• [Quoted passage]
****************************************

Walt Disney Studios opened next to the Disneyland Park in 2002. The theme park is divided into four “production zones.” Beneath imposing entrance gates and a 100-foot water tower inspired by the one erected in 1939 at Disney Studios in Burbank, California, Front Lot contains shops, a restaurant, and a studio re-creating the atmosphere of Sunset Boulevard. In Animation Courtyard, Disney artists demonstrate the various phases of character animation; Animagique brings to life scenes from Pinocchio and The Lion King, while the Genie from Aladdin pilots Flying Carpets over Agrabah. Production Courtyard hosts the Walt Disney Television Studios; Cinémagique, a special-effects tribute to U.S. and European cinema; and a behind-the-scenes Studio Tram tour of location sites, movie props, studio interiors, and costuming, ending with a visit to Catastrophe Canyon in the heart of a film shoot. Back Lot majors in stunts. At Armageddon Special Effects you can confront a flaming meteor shower aboard the Mir space station, then complete your visit at the giant outdoor arena with a Stunt Show Spectacular involving cars, motorbikes, and Jet Skis. | 01–60–30–60–90 | www.disneylandparis.com | €79, or €160 for 3-day Passport; includes admission to all individual attractions within Disneyland or Walt Disney Studios; tickets for Walt Disney Studios are also valid for admission to Disneyland during last 3 opening hrs of same day | Disneyland mid-June–mid-Sept., daily 9 am–10 pm; mid-Sept.–Dec. 19 and Jan. 5–mid-June, weekdays 10–8, weekends 9–8; Dec. 20–Jan. 4, daily 9–8. Walt Disney Studios daily 10–6.
Sequoia Lodge.

****************************************

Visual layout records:
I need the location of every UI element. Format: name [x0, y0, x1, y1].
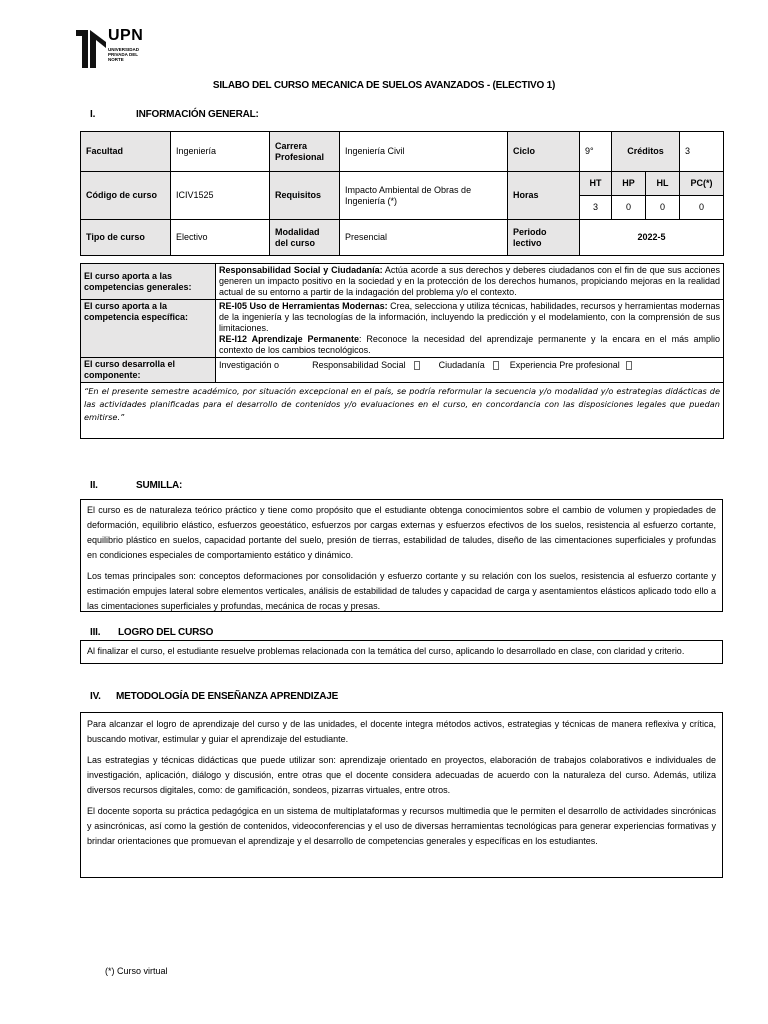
requisitos-label: Requisitos [270, 172, 340, 220]
re12-text: : Reconoce la necesidad del aprendizaje permanente y la encara en el más amplio contexto de los cambios tecnológicos. [219, 334, 720, 355]
horas-label: Horas [508, 172, 580, 220]
info-row-tipo [81, 220, 724, 256]
generales-content [216, 264, 724, 300]
footnote: (*) Curso virtual [105, 966, 168, 976]
section-4-heading [90, 691, 338, 702]
metodologia-paragraph-3: El docente soporta su práctica pedagógica en un sistema de multiplataformas y recursos multimedia que le permiten el desarrollo de actividades sincrónicas y asincrónicas, así como la gestión de contenidos, videoconferencias y el uso de diversas herramientas tecnológicas para generar experiencias formativas y brindar orientaciones que promuevan el aprendizaje y el desarrollo de competencias generales y específicas en los estudiantes. [87, 806, 716, 846]
hl-label: HL [646, 172, 680, 196]
logo-subtitle: UNIVERSIDAD PRIVADA DEL NORTE [108, 47, 140, 62]
competencies-table [80, 263, 724, 439]
ciclo-label: Ciclo [508, 132, 580, 172]
section-4-title: METODOLOGÍA DE ENSEÑANZA APRENDIZAJE [116, 691, 339, 702]
info-row-codigo [81, 172, 724, 196]
metodologia-paragraph-2: Las estrategias y técnicas didácticas que puede utilizar son: aprendizaje orientado en proyectos, elaboración de trabajos colaborativos e individuales de investigación, aplicación, diálogo y discusión, entre otras que el docente considera adecuadas de acuerdo con la naturaleza del curso. Además, utiliza diversos recursos digitales, como: de gamificación, sondeos, pizarras virtuales, entre otros. [87, 755, 716, 795]
facultad-value: Ingeniería [171, 132, 270, 172]
modalidad-label: Modalidad del curso [270, 220, 340, 256]
logo-name: UPN [108, 27, 144, 44]
especifica-content [216, 300, 724, 358]
section-3-title: LOGRO DEL CURSO [118, 627, 214, 638]
sumilla-paragraph-1: El curso es de naturaleza teórico práctico y tiene como propósito que el estudiante obtenga conocimientos sobre el cambio de volumen y propiedades de deformación, equilibrio elástico, esfuerzos geoestático, esfuerzos por cargas externas y esfuerzos efectivos de los suelos, resistencia al esfuerzo cortante, equilibrio plástico en suelos, capacidad portante del suelo, presión de tierras, estabilidad de taludes, diseño de las cimentaciones superficiales y profundas en condiciones especiales de comportamiento estático y dinámico. [87, 505, 716, 560]
periodo-value: 2022-5 [580, 220, 724, 256]
section-1-heading [90, 109, 259, 120]
componente-experiencia: Experiencia Pre profesional [509, 360, 620, 370]
ciclo-value: 9° [580, 132, 612, 172]
comp-row-note [81, 383, 724, 439]
pc-label: PC(*) [680, 172, 724, 196]
hl-value: 0 [646, 196, 680, 220]
componente-label: El curso desarrolla el componente: [81, 358, 216, 383]
logro-box [80, 640, 723, 664]
ht-label: HT [580, 172, 612, 196]
creditos-value: 3 [680, 132, 724, 172]
codigo-label: Código de curso [81, 172, 171, 220]
re05-block [219, 301, 720, 334]
pc-value: 0 [680, 196, 724, 220]
section-4-number: IV. [90, 691, 101, 702]
re12-block [219, 334, 720, 356]
especifica-label: El curso aporta a la competencia específica: [81, 300, 216, 358]
re05-text: Crea, selecciona y utiliza técnicas, habilidades, recursos y herramientas modernas de la ingeniería y las tecnologías de la información, incluyendo la predicción y el modelamiento, con la comprensión de sus limitaciones. [219, 301, 720, 333]
facultad-label: Facultad [81, 132, 171, 172]
logro-paragraph: Al finalizar el curso, el estudiante resuelve problemas relacionada con la temática del curso, aplicando lo desarrollado en clase, con claridad y criterio. [87, 646, 685, 656]
exceptional-note: “En el presente semestre académico, por situación excepcional en el país, se podría reformular la secuencia y/o modalidad y/o estrategias didácticas de las actividades planificadas para el desarrollo de contenidos y/o evaluaciones en el curso, en concordancia con las disposiciones legales que puedan emitirse.” [84, 386, 720, 422]
codigo-value: ICIV1525 [171, 172, 270, 220]
carrera-value: Ingeniería Civil [340, 132, 508, 172]
componente-responsabilidad: Responsabilidad Social [312, 360, 406, 370]
general-info-table [80, 131, 724, 256]
creditos-label: Créditos [612, 132, 680, 172]
generales-title: Responsabilidad Social y Ciudadanía: [219, 265, 383, 275]
hp-value: 0 [612, 196, 646, 220]
comp-row-generales [81, 264, 724, 300]
generales-text: Actúa acorde a sus derechos y deberes ciudadanos con el fin de que sus acciones generen un impacto positivo en la sociedad y en la protección de los derechos humanos, propiciando mejoras en la realidad actual de su entorno a partir de la indagación del problema y/o el contexto. [219, 265, 720, 297]
metodologia-paragraph-1: Para alcanzar el logro de aprendizaje del curso y de las unidades, el docente integra métodos activos, estrategias y técnicas de manera reflexiva y crítica, buscando motivar, estimular y guiar el aprendizaje del estudiante. [87, 719, 716, 744]
ht-value: 3 [580, 196, 612, 220]
generales-label: El curso aporta a las competencias generales: [81, 264, 216, 300]
componente-ciudadania: Ciudadanía [438, 360, 485, 370]
re05-title: RE-I05 Uso de Herramientas Modernas: [219, 301, 388, 311]
sumilla-paragraph-2: Los temas principales son: conceptos deformaciones por consolidación y esfuerzo cortante y su relación con los suelos, resistencia al esfuerzo cortante y estimación empujes lateral sobre elementos verticales, análisis de estabilidad de taludes y capacidad de carga y asentamientos elásticos aplicado todo ello a las cimentaciones superficiales y profundas, mecánica de rocas y presas. [87, 571, 716, 611]
sumilla-box [80, 499, 723, 612]
checkbox-icon [414, 361, 420, 370]
tipo-label: Tipo de curso [81, 220, 171, 256]
requisitos-value: Impacto Ambiental de Obras de Ingeniería (*) [340, 172, 508, 220]
note-cell [81, 383, 724, 439]
info-row-facultad [81, 132, 724, 172]
comp-row-especifica [81, 300, 724, 358]
section-2-title: SUMILLA: [136, 480, 183, 491]
componente-investigacion: Investigación o [219, 360, 280, 370]
section-1-number: I. [90, 109, 96, 120]
checkbox-icon [626, 361, 632, 370]
tipo-value: Electivo [171, 220, 270, 256]
modalidad-value: Presencial [340, 220, 508, 256]
section-3-number: III. [90, 627, 101, 638]
carrera-label: Carrera Profesional [270, 132, 340, 172]
section-2-heading [90, 480, 182, 491]
componente-options [216, 358, 724, 383]
periodo-label: Periodo lectivo [508, 220, 580, 256]
section-2-number: II. [90, 480, 98, 491]
section-1-title: INFORMACIÓN GENERAL: [136, 109, 259, 120]
comp-row-componente [81, 358, 724, 383]
section-3-heading [90, 627, 213, 638]
hp-label: HP [612, 172, 646, 196]
upn-logo-icon [76, 30, 106, 68]
checkbox-icon [493, 361, 499, 370]
upn-logo [76, 28, 156, 70]
document-title: SILABO DEL CURSO MECANICA DE SUELOS AVANZADOS - (ELECTIVO 1) [212, 80, 556, 91]
re12-title: RE-I12 Aprendizaje Permanente [219, 334, 360, 344]
metodologia-box [80, 712, 723, 878]
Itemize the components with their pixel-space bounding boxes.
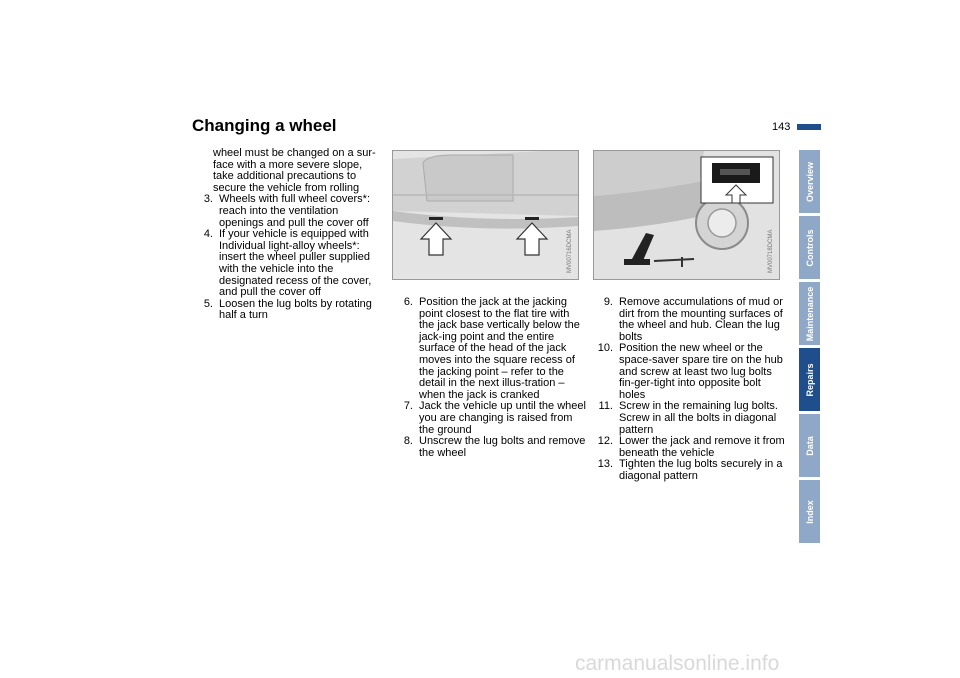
step-number: 4. <box>203 228 213 241</box>
step-number: 11. <box>598 400 613 413</box>
step-number: 7. <box>403 400 413 413</box>
jack-position-illustration <box>593 150 780 280</box>
step-13 <box>591 459 788 482</box>
step-text: Tighten the lug bolts securely in a diagonal pattern <box>619 458 783 482</box>
step-text: Position the new wheel or the space-saver spare tire on the hub and screw at least two lug bolts fin-ger-tight into opposite bolt holes <box>619 342 783 401</box>
tab-data[interactable] <box>799 414 820 477</box>
tab-label: Maintenance <box>804 286 815 341</box>
step-text: Remove accumulations of mud or dirt from the mounting surfaces of the wheel and hub. Clean the lug bolts <box>619 296 783 343</box>
step-7 <box>391 401 586 436</box>
watermark: carmanualsonline.info <box>575 652 780 675</box>
section-tabs <box>799 150 820 546</box>
step-11 <box>591 401 788 436</box>
text-column-1 <box>191 148 381 322</box>
step-number: 8. <box>403 435 413 448</box>
tab-label: Index <box>804 499 815 524</box>
step-number: 5. <box>203 297 213 310</box>
jack-drawing <box>594 151 779 279</box>
step-8 <box>391 436 586 459</box>
step-3 <box>191 194 381 229</box>
text-column-2 <box>391 297 586 459</box>
tab-overview[interactable] <box>799 150 820 213</box>
figure-code: MV00716DCMA <box>567 229 573 273</box>
step-text: Position the jack at the jacking point closest to the flat tire with the jack base vertically below the jack-ing point and the entire surface of the head of the jack moves into the square recess of the jacking point – refer to the detail in the next illus-tration – when the jack is cranked <box>419 296 580 401</box>
text-column-3 <box>591 297 788 483</box>
step-text: Lower the jack and remove it from beneath the vehicle <box>619 435 785 459</box>
car-side-drawing <box>393 151 578 279</box>
step-number: 13. <box>597 458 613 471</box>
tab-maintenance[interactable] <box>799 282 820 345</box>
step-number: 6. <box>403 296 413 308</box>
step-number: 9. <box>603 296 613 308</box>
tab-label: Controls <box>804 229 815 266</box>
step-10 <box>591 343 788 401</box>
step-text: Screw in the remaining lug bolts. Screw in all the bolts in diagonal pattern <box>619 400 778 436</box>
continuation-text: wheel must be changed on a sur-face with a more severe slope, take additional precautions to secure the vehicle from rolling <box>213 147 376 194</box>
tab-repairs[interactable] <box>799 348 820 411</box>
step-text: Unscrew the lug bolts and remove the wheel <box>419 435 586 459</box>
tab-index[interactable] <box>799 480 820 543</box>
figure-code: MV00718DCMA <box>768 229 774 273</box>
jacking-points-illustration <box>392 150 579 280</box>
step-number: 3. <box>203 193 213 206</box>
step-text: Loosen the lug bolts by rotating half a turn <box>219 297 372 322</box>
step-text: Jack the vehicle up until the wheel you are changing is raised from the ground <box>419 400 586 436</box>
step-5 <box>191 299 381 322</box>
tab-label: Overview <box>804 161 815 202</box>
page-marker <box>797 124 821 130</box>
step-number: 10. <box>597 342 613 355</box>
step-number: 12. <box>597 435 613 448</box>
page-title: Changing a wheel <box>192 116 337 135</box>
step-6 <box>391 297 586 401</box>
step-text: If your vehicle is equipped with Individual light-alloy wheels*: insert the wheel puller supplied with the vehicle into the designated recess of the cover, and pull the cover off <box>219 228 372 299</box>
page-number: 143 <box>772 121 791 133</box>
tab-label: Repairs <box>804 362 815 397</box>
step-4 <box>191 229 381 299</box>
tab-label: Data <box>804 435 815 456</box>
step-12 <box>591 436 788 459</box>
step-text: Wheels with full wheel covers*: reach into the ventilation openings and pull the cover off <box>219 193 371 229</box>
tab-controls[interactable] <box>799 216 820 279</box>
step-9 <box>591 297 788 343</box>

****************************************

• [Your tasks]
A. Sum up the Walt Disney Studios text in two sentences.
B. Carry on the Walt Disney Studios text from where it stops.
These rows come from a separate source.

• [Answers below]
A. Walt Disney Studios opened next to Disneyland Park in 2002 and is divided into four production zones: Front Lot, Animation Courtyard, Production Courtyard, and Back Lot. Their attractions include animation demonstrations, Animagique, Cinémagique, a Studio Tram tour ending at Catastrophe Canyon, and a Stunt Show Spectacular with cars, motorbikes, and Jet Skis.

B.
HOTEL | Ranging from superluxe to still-a-pretty-penny, Disneyland Paris has 5,000 rooms in five hotels, but your best bet on all counts may be the Sequoia Lodge, just a few minutes’ walk from the theme park, where the mood—a grand recreation of an American mountain lodge—is quite different from the other, glitzier big hotels here. Past towering evergreens, you enter a cozy and charming lobby, replete with an open fire crackling on a giant stone hearth in the “Redwood Bar.” Guest rooms have natural wooden furniture, meant to evoke log cabins; it’s best to try for one in the main Montana building, with a view of Lake Disney, rather than find yourself in one of the smaller annexes (“lodges”). For youngsters there’s a children’s corner, outdoor play area, and video-game room. For food, the choice is between the family-oriented, buffet-service Hunter’s Grill and the more upscale Beaver Creek Tavern. Free transportation to the park is available at every hotel. Note that room prices can fluctuate strongly depending on season and school vacation period—keep hunting to find lower-priced days. Pros: package deals include admission to theme park; cozy, secluded feel; great pools. Cons: restaurants a bit ho-hum; many rooms do not have lake view; room rates are €400 euros and up (and this is considered “mid-range” in Disneyland). | Rooms from: €400 | 01–60–30–60–90, 407/939–7675 in U.S. | www.disneylandparis.com | All meals.
Disney Village.
Nocturnal entertainment outside the park centers on Disney Village, a vast pleasure mall designed by American architect Frank Gehry. Featured are American-style restaurants (crab shack, diner, deli, steak house), including Billybob’s Country Western Saloon (01–60–45–71–00).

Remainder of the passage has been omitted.